Exercise goal => Reproduce the records below exactly as they appear.

* BEGIN *

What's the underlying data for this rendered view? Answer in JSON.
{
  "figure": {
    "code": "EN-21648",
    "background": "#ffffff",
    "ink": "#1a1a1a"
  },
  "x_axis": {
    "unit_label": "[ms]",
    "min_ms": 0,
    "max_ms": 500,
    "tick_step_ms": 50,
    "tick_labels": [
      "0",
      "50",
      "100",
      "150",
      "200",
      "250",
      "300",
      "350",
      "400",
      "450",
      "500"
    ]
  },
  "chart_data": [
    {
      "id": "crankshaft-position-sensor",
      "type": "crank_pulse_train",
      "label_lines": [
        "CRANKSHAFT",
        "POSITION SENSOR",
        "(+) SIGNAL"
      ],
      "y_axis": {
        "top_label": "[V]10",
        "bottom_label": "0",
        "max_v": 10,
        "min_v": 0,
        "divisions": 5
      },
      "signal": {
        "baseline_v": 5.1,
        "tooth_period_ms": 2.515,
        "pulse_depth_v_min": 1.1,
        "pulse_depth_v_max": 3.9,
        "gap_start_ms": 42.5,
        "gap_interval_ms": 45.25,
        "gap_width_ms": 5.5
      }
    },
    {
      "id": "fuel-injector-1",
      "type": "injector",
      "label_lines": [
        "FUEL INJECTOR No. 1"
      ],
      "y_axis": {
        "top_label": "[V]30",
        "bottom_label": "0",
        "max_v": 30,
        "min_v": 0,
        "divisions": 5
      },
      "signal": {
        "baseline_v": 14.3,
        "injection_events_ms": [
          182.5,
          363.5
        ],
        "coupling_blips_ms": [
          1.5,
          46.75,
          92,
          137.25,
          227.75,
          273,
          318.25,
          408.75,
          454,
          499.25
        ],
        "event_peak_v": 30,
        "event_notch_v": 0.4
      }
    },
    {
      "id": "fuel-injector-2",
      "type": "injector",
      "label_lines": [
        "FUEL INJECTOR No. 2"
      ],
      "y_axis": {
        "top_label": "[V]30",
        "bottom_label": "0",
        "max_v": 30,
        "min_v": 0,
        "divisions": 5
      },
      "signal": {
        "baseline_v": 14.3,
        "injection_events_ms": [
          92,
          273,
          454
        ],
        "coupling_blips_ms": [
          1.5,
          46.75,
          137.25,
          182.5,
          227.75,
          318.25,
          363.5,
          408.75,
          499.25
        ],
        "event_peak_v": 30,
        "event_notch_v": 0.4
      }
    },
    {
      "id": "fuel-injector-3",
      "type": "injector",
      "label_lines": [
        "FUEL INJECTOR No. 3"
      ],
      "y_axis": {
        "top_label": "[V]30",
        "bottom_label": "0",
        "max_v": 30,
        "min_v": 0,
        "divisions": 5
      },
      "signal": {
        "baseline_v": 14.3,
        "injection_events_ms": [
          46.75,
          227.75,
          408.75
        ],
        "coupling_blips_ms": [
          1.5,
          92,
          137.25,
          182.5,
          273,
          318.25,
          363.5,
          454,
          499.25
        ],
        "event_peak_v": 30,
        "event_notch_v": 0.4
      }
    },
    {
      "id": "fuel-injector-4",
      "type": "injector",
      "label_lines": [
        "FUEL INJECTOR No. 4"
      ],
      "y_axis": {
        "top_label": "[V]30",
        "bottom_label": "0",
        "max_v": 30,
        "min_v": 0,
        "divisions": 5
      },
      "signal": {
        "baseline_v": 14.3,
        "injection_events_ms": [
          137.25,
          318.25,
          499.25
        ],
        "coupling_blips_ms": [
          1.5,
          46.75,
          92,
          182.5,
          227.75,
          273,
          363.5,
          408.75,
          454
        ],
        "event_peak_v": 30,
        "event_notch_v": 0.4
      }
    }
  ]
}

* END *

Task solution =>
What's the underlying data for this rendered view? Answer in JSON.
{
  "figure": {
    "code": "EN-21648",
    "background": "#ffffff",
    "ink": "#1a1a1a"
  },
  "x_axis": {
    "unit_label": "[ms]",
    "min_ms": 0,
    "max_ms": 500,
    "tick_step_ms": 50,
    "tick_labels": [
      "0",
      "50",
      "100",
      "150",
      "200",
      "250",
      "300",
      "350",
      "400",
      "450",
      "500"
    ]
  },
  "chart_data": [
    {
      "id": "crankshaft-position-sensor",
      "type": "crank_pulse_train",
      "label_lines": [
        "CRANKSHAFT",
        "POSITION SENSOR",
        "(+) SIGNAL"
      ],
      "y_axis": {
        "top_label": "[V]10",
        "bottom_label": "0",
        "max_v": 10,
        "min_v": 0,
        "divisions": 5
      },
      "signal": {
        "baseline_v": 5.1,
        "tooth_period_ms": 2.515,
        "pulse_depth_v_min": 1.1,
        "pulse_depth_v_max": 3.9,
        "gap_start_ms": 42.5,
        "gap_interval_ms": 45.25,
        "gap_width_ms": 5.5
      }
    },
    {
      "id": "fuel-injector-1",
      "type": "injector",
      "label_lines": [
        "FUEL INJECTOR No. 1"
      ],
      "y_axis": {
        "top_label": "[V]30",
        "bottom_label": "0",
        "max_v": 30,
        "min_v": 0,
        "divisions": 5
      },
      "signal": {
        "baseline_v": 14.3,
        "injection_events_ms": [
          182.5,
          363.5
        ],
        "coupling_blips_ms": [
          1.5,
          46.75,
          92,
          137.25,
          227.75,
          273,
          318.25,
          408.75,
          454,
          499.25
        ],
        "event_peak_v": 30,
        "event_notch_v": 0.4
      }
    },
    {
      "id": "fuel-injector-2",
      "type": "injector",
      "label_lines": [
        "FUEL INJECTOR No. 2"
      ],
      "y_axis": {
        "top_label": "[V]30",
        "bottom_label": "0",
        "max_v": 30,
        "min_v": 0,
        "divisions": 5
      },
      "signal": {
        "baseline_v": 14.3,
        "injection_events_ms": [
          92,
          273,
          454
        ],
        "coupling_blips_ms": [
          1.5,
          46.75,
          137.25,
          182.5,
          227.75,
          318.25,
          363.5,
          408.75,
          499.25
        ],
        "event_peak_v": 30,
        "event_notch_v": 0.4
      }
    },
    {
      "id": "fuel-injector-3",
      "type": "injector",
      "label_lines": [
        "FUEL INJECTOR No. 3"
      ],
      "y_axis": {
        "top_label": "[V]30",
        "bottom_label": "0",
        "max_v": 30,
        "min_v": 0,
        "divisions": 5
      },
      "signal": {
        "baseline_v": 14.3,
        "injection_events_ms": [
          46.75,
          227.75,
          408.75
        ],
        "coupling_blips_ms": [
          1.5,
          92,
          137.25,
          182.5,
          273,
          318.25,
          363.5,
          454,
          499.25
        ],
        "event_peak_v": 30,
        "event_notch_v": 0.4
      }
    },
    {
      "id": "fuel-injector-4",
      "type": "injector",
      "label_lines": [
        "FUEL INJECTOR No. 4"
      ],
      "y_axis": {
        "top_label": "[V]30",
        "bottom_label": "0",
        "max_v": 30,
        "min_v": 0,
        "divisions": 5
      },
      "signal": {
        "baseline_v": 14.3,
        "injection_events_ms": [
          137.25,
          318.25,
          499.25
        ],
        "coupling_blips_ms": [
          1.5,
          46.75,
          92,
          182.5,
          227.75,
          273,
          363.5,
          408.75,
          454
        ],
        "event_peak_v": 30,
        "event_notch_v": 0.4
      }
    }
  ]
}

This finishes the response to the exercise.